What you need to do:
Please write out the complete listing that follows, exactly as it reads.

—————

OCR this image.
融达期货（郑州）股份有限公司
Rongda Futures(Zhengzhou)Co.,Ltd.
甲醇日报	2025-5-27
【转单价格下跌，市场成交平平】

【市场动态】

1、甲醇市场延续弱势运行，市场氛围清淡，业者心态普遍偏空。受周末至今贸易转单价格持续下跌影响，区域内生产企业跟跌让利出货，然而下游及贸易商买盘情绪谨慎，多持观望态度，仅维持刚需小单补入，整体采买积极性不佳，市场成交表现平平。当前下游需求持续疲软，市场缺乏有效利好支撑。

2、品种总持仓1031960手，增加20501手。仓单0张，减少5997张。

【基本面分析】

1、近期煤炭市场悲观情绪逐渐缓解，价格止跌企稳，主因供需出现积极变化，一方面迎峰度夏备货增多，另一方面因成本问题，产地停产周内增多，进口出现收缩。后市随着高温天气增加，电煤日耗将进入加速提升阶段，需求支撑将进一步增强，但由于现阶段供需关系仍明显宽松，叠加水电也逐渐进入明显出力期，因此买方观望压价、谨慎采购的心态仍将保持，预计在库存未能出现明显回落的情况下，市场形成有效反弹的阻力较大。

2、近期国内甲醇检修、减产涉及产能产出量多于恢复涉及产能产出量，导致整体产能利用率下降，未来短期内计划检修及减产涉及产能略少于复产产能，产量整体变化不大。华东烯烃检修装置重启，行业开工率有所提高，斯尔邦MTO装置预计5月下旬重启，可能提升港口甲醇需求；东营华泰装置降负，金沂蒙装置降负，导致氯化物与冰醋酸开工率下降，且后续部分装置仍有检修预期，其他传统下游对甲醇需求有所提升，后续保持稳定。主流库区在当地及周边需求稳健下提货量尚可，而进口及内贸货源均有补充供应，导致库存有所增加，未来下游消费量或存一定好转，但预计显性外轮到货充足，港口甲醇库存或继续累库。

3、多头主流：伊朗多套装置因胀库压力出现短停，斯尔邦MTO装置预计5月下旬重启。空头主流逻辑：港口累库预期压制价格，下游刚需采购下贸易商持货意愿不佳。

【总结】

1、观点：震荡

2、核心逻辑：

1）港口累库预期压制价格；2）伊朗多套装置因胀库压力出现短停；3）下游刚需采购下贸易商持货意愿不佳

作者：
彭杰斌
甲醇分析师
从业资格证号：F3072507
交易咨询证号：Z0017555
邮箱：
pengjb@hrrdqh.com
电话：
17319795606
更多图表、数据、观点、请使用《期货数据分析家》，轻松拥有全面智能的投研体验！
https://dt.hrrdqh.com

—————

Completed task:
OCR this image.
融达期货（郑州）股份有限公司
Rongda Futures(Zhengzhou)Co.,Ltd.
甲醇日报	2025-5-27
【转单价格下跌，市场成交平平】

【市场动态】

1、甲醇市场延续弱势运行，市场氛围清淡，业者心态普遍偏空。受周末至今贸易转单价格持续下跌影响，区域内生产企业跟跌让利出货，然而下游及贸易商买盘情绪谨慎，多持观望态度，仅维持刚需小单补入，整体采买积极性不佳，市场成交表现平平。当前下游需求持续疲软，市场缺乏有效利好支撑。

2、品种总持仓1031960手，增加20501手。仓单0张，减少5997张。

【基本面分析】

1、近期煤炭市场悲观情绪逐渐缓解，价格止跌企稳，主因供需出现积极变化，一方面迎峰度夏备货增多，另一方面因成本问题，产地停产周内增多，进口出现收缩。后市随着高温天气增加，电煤日耗将进入加速提升阶段，需求支撑将进一步增强，但由于现阶段供需关系仍明显宽松，叠加水电也逐渐进入明显出力期，因此买方观望压价、谨慎采购的心态仍将保持，预计在库存未能出现明显回落的情况下，市场形成有效反弹的阻力较大。

2、近期国内甲醇检修、减产涉及产能产出量多于恢复涉及产能产出量，导致整体产能利用率下降，未来短期内计划检修及减产涉及产能略少于复产产能，产量整体变化不大。华东烯烃检修装置重启，行业开工率有所提高，斯尔邦MTO装置预计5月下旬重启，可能提升港口甲醇需求；东营华泰装置降负，金沂蒙装置降负，导致氯化物与冰醋酸开工率下降，且后续部分装置仍有检修预期，其他传统下游对甲醇需求有所提升，后续保持稳定。主流库区在当地及周边需求稳健下提货量尚可，而进口及内贸货源均有补充供应，导致库存有所增加，未来下游消费量或存一定好转，但预计显性外轮到货充足，港口甲醇库存或继续累库。

3、多头主流：伊朗多套装置因胀库压力出现短停，斯尔邦MTO装置预计5月下旬重启。空头主流逻辑：港口累库预期压制价格，下游刚需采购下贸易商持货意愿不佳。

【总结】

1、观点：震荡

2、核心逻辑：

1）港口累库预期压制价格；2）伊朗多套装置因胀库压力出现短停；3）下游刚需采购下贸易商持货意愿不佳

作者：
彭杰斌
甲醇分析师
从业资格证号：F3072507
交易咨询证号：Z0017555
邮箱：
pengjb@hrrdqh.com
电话：
17319795606
更多图表、数据、观点、请使用《期货数据分析家》，轻松拥有全面智能的投研体验！
https://dt.hrrdqh.com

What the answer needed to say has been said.